## How to complete this task
Which of the lines below hold the word "risk"? Pull each of them out.
--- Source information Enclosed Below ---
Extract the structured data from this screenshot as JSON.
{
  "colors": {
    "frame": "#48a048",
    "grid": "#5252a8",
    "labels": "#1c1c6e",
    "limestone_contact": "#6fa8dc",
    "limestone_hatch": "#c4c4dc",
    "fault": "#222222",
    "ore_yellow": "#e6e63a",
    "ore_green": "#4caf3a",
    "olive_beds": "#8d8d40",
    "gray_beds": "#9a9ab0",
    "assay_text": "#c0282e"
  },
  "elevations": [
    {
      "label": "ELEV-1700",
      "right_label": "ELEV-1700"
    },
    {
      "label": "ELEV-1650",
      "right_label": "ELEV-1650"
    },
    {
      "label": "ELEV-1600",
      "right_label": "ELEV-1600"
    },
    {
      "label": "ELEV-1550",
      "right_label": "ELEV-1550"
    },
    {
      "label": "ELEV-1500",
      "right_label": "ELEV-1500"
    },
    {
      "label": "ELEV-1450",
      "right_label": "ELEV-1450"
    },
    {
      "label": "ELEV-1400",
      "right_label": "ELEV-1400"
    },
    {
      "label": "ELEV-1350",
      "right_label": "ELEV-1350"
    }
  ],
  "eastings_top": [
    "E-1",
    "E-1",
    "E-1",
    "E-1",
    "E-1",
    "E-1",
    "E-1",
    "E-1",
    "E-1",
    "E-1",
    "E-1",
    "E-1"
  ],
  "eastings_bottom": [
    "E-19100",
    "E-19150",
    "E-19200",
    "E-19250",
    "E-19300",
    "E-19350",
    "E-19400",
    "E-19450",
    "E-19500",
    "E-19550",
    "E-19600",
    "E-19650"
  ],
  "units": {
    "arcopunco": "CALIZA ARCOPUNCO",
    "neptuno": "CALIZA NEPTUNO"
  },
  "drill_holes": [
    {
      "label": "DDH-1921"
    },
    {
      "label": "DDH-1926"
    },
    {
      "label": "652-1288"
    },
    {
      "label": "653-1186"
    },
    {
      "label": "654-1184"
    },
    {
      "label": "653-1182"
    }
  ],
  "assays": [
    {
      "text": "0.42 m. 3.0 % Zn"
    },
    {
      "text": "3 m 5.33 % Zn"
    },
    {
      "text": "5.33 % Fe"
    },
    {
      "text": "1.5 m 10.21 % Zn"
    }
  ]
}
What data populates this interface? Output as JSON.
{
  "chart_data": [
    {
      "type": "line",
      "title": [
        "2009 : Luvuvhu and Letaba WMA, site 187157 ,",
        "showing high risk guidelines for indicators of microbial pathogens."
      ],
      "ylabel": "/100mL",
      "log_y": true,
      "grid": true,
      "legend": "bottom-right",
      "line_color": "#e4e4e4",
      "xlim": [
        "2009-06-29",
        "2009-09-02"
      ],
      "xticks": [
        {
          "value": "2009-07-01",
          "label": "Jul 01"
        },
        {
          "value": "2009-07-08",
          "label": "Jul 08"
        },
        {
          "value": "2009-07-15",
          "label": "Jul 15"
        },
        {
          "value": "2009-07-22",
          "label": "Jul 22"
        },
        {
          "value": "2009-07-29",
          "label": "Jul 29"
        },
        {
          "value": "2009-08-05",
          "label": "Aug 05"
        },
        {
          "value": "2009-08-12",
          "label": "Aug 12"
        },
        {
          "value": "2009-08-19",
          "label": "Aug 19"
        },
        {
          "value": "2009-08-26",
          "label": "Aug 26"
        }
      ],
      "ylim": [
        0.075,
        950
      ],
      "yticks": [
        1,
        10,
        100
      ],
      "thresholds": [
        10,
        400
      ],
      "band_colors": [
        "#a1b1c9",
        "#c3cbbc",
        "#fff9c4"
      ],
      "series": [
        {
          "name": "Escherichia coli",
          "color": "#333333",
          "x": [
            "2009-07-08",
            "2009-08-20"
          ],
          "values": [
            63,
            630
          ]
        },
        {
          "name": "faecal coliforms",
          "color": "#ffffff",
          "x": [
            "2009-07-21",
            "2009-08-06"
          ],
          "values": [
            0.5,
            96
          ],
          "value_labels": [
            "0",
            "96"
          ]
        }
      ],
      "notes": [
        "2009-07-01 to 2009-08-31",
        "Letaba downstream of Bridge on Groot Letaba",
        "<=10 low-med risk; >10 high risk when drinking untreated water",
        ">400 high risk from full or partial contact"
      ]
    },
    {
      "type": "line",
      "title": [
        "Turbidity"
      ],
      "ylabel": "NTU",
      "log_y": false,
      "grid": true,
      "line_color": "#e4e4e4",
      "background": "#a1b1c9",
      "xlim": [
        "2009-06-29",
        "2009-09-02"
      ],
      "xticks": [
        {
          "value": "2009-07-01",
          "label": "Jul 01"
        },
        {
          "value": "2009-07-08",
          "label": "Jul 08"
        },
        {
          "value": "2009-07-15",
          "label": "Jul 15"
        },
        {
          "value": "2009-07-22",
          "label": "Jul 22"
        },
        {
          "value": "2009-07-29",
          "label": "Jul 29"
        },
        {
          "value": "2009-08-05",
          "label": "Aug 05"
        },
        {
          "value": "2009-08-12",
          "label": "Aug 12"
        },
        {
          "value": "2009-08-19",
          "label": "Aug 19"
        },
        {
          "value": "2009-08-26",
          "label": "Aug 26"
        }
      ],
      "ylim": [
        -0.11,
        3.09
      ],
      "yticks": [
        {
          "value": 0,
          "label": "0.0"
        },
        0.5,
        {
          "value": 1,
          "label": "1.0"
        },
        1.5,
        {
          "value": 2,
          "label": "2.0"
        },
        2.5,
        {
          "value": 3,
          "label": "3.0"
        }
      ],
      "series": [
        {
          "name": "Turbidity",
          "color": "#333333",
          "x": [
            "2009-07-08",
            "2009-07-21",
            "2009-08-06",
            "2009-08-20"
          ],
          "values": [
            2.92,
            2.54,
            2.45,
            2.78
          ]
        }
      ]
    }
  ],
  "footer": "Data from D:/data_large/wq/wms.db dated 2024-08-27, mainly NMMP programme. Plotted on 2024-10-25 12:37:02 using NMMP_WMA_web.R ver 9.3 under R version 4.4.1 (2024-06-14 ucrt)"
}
--- End of Enclosed Source information ---
## Reply to the task
        "showing high risk guidelines for indicators of microbial pathogens."
        "<=10 low-med risk; >10 high risk when drinking untreated water",
        ">400 high risk from full or partial contact"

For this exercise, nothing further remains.